An typespec consists mainly in ISpec protocol that has two methods: read and write. Let see an example defining a typespec for point of coordenades:

Example definition of type spec that represents a point
(require '[octet.spec :as spec])

;; Imagine you have a type Point defined like this:
(defrecord Point [x y])

;; Type spec definition for read/write Point instances.
(def point-spec
  (reify
    spec/ISpecSize
    (size [_]
      ;; we kwno that is datatype has fixed size in bytes
      ;; that represents two int32.
      8)

    spec/ISpec
    (read [_ buff pos]
      (let [[readed xvalue] (spec/read (buf/int32) buff pos)
            [readed' yvalue] (spec/read (buf/int32) buff (+ pos readed))]
        [(+ readed readed')
         (Point. xvalue yvalue)]))

    (write [_ buff pos point]
      (let [written (spec/write (buf/int32) buff pos (:x point))
            written' (spec/write (buf/int32) buff (+ pos written) (:y point))]
        (+ written written')))))
Example using the previously defined typespec
(def mypoint (Point. 1 2))
(buf/write! buffer mypoint point-spec)
;; => 8

(buf/read* buffer point-spec)
;; => [8 #user.Point{:x 1, :y 2}]

Moreover, knowing how it can be done in low level way, you can simplify this concrete step using compose function. The compose function is a type spec constructor that helps map an indexed type spec to specific user defined type.

Let see how the previous code can be simplified in much less boilerplate code:

Example using compose function.
(defrecord Point [x y])
(def mypoint (Point. 1 2))

(def point-spec (buf/compose ->Point [buf/int32 buf/int32]))

(buf/write! buffer mypoint point-spec)
;; => 8

(buf/read* buffer point-spec)

* Provided information
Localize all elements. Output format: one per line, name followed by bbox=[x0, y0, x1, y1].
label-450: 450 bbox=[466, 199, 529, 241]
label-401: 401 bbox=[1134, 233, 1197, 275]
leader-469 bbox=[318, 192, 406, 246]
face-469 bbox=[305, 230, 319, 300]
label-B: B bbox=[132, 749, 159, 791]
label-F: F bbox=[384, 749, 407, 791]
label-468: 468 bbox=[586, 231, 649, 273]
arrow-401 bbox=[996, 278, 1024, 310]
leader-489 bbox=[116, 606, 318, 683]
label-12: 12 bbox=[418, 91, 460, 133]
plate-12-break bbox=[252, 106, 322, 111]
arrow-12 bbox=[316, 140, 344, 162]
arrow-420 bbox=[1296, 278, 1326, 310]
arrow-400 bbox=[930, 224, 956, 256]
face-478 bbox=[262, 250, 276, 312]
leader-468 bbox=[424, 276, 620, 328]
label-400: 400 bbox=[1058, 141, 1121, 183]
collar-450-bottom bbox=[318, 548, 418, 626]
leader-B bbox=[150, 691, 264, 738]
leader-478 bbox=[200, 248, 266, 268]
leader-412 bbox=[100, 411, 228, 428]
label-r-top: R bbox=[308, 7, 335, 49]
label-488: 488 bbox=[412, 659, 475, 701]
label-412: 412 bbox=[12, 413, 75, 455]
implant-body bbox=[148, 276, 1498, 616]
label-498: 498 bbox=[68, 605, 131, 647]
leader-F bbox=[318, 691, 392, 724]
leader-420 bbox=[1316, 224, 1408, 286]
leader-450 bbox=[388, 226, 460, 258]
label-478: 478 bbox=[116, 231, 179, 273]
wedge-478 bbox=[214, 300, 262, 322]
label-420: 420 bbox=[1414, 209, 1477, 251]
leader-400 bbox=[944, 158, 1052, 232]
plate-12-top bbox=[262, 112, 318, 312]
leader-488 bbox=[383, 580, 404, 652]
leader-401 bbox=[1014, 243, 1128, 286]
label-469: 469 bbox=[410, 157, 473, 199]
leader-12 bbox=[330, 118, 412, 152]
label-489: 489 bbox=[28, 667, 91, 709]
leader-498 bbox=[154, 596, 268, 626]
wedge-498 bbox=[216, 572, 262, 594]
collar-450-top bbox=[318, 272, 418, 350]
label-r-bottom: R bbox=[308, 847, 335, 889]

* Set tasks
[1] List every line in the typespec excerpt that begins with the word "Example".
[2] Rewrite the typespec excerpt from "Moreover, knowing how" to "->Point [buf/int32 buf/int32]))", substituting "compose helper" for "compose function".
Work only from the typespec excerpt.

* Written responses
[1]
Example definition of type spec that represents a point
Example using the previously defined typespec
Example using compose function.

[2]
Moreover, knowing how it can be done in low level way, you can simplify this concrete step using compose helper. The compose helper is a type spec constructor that helps map an indexed type spec to specific user defined type.

Let see how the previous code can be simplified in much less boilerplate code:

Example using compose helper.
(defrecord Point [x y])
(def mypoint (Point. 1 2))

(def point-spec (buf/compose ->Point [buf/int32 buf/int32]))